--- Annotated element entries ---
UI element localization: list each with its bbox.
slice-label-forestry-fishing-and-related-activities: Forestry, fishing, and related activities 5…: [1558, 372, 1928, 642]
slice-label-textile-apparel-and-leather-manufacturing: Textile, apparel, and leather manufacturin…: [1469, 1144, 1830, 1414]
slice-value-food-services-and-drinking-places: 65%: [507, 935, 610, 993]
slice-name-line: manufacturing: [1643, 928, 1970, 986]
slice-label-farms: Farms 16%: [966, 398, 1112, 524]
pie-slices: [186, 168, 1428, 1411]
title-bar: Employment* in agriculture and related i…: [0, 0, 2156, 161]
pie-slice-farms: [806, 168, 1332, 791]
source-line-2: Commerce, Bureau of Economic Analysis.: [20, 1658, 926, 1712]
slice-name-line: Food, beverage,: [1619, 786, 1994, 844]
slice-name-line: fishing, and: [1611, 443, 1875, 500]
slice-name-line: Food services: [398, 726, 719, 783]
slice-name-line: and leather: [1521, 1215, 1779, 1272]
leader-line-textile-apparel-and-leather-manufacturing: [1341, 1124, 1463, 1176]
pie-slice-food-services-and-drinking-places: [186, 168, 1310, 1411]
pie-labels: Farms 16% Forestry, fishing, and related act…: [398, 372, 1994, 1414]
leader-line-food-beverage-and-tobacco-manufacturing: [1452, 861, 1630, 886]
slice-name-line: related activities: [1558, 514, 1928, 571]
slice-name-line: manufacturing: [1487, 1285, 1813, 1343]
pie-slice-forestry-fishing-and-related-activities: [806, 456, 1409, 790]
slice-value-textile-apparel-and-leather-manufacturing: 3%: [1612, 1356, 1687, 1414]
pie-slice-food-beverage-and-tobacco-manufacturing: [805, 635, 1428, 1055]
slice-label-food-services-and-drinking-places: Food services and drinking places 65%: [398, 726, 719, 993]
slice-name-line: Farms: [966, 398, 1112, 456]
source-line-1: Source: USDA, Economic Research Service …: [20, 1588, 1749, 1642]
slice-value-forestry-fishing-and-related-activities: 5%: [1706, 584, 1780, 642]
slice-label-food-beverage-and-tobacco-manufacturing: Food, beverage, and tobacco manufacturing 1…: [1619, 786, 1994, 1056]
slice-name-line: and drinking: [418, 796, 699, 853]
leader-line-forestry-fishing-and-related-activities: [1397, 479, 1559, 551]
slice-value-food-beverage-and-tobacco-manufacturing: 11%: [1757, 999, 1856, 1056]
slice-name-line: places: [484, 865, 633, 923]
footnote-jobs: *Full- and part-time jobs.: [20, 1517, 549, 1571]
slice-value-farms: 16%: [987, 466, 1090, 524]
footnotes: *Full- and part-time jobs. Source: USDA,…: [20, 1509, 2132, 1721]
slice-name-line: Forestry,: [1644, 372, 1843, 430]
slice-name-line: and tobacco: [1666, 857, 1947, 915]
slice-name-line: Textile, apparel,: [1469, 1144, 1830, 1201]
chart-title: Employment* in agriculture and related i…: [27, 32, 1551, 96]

--- What is needed ---
Reproduce the lines of every item above verbatim.

--- Response ---
UI element localization: list each with its bbox.
slice-label-forestry-fishing-and-related-activities: Forestry, fishing, and related activities 5…: [1558, 372, 1928, 642]
slice-label-textile-apparel-and-leather-manufacturing: Textile, apparel, and leather manufacturin…: [1469, 1144, 1830, 1414]
slice-value-food-services-and-drinking-places: 65%: [507, 935, 610, 993]
slice-name-line: manufacturing: [1643, 928, 1970, 986]
slice-label-farms: Farms 16%: [966, 398, 1112, 524]
pie-slices: [186, 168, 1428, 1411]
title-bar: Employment* in agriculture and related i…: [0, 0, 2156, 161]
pie-slice-farms: [806, 168, 1332, 791]
source-line-2: Commerce, Bureau of Economic Analysis.: [20, 1658, 926, 1712]
slice-name-line: Food, beverage,: [1619, 786, 1994, 844]
slice-name-line: fishing, and: [1611, 443, 1875, 500]
slice-name-line: Food services: [398, 726, 719, 783]
slice-name-line: and leather: [1521, 1215, 1779, 1272]
leader-line-textile-apparel-and-leather-manufacturing: [1341, 1124, 1463, 1176]
pie-slice-food-services-and-drinking-places: [186, 168, 1310, 1411]
pie-labels: Farms 16% Forestry, fishing, and related act…: [398, 372, 1994, 1414]
leader-line-food-beverage-and-tobacco-manufacturing: [1452, 861, 1630, 886]
slice-name-line: related activities: [1558, 514, 1928, 571]
slice-name-line: manufacturing: [1487, 1285, 1813, 1343]
pie-slice-forestry-fishing-and-related-activities: [806, 456, 1409, 790]
slice-value-textile-apparel-and-leather-manufacturing: 3%: [1612, 1356, 1687, 1414]
pie-slice-food-beverage-and-tobacco-manufacturing: [805, 635, 1428, 1055]
slice-label-food-services-and-drinking-places: Food services and drinking places 65%: [398, 726, 719, 993]
slice-name-line: Farms: [966, 398, 1112, 456]
source-line-1: Source: USDA, Economic Research Service …: [20, 1588, 1749, 1642]
slice-value-forestry-fishing-and-related-activities: 5%: [1706, 584, 1780, 642]
slice-label-food-beverage-and-tobacco-manufacturing: Food, beverage, and tobacco manufacturing 1…: [1619, 786, 1994, 1056]
slice-name-line: and drinking: [418, 796, 699, 853]
leader-line-forestry-fishing-and-related-activities: [1397, 479, 1559, 551]
slice-value-food-beverage-and-tobacco-manufacturing: 11%: [1757, 999, 1856, 1056]
slice-name-line: places: [484, 865, 633, 923]
footnote-jobs: *Full- and part-time jobs.: [20, 1517, 549, 1571]
slice-value-farms: 16%: [987, 466, 1090, 524]
footnotes: *Full- and part-time jobs. Source: USDA,…: [20, 1509, 2132, 1721]
slice-name-line: Forestry,: [1644, 372, 1843, 430]
slice-name-line: and tobacco: [1666, 857, 1947, 915]
slice-name-line: Textile, apparel,: [1469, 1144, 1830, 1201]
chart-title: Employment* in agriculture and related i…: [27, 32, 1551, 96]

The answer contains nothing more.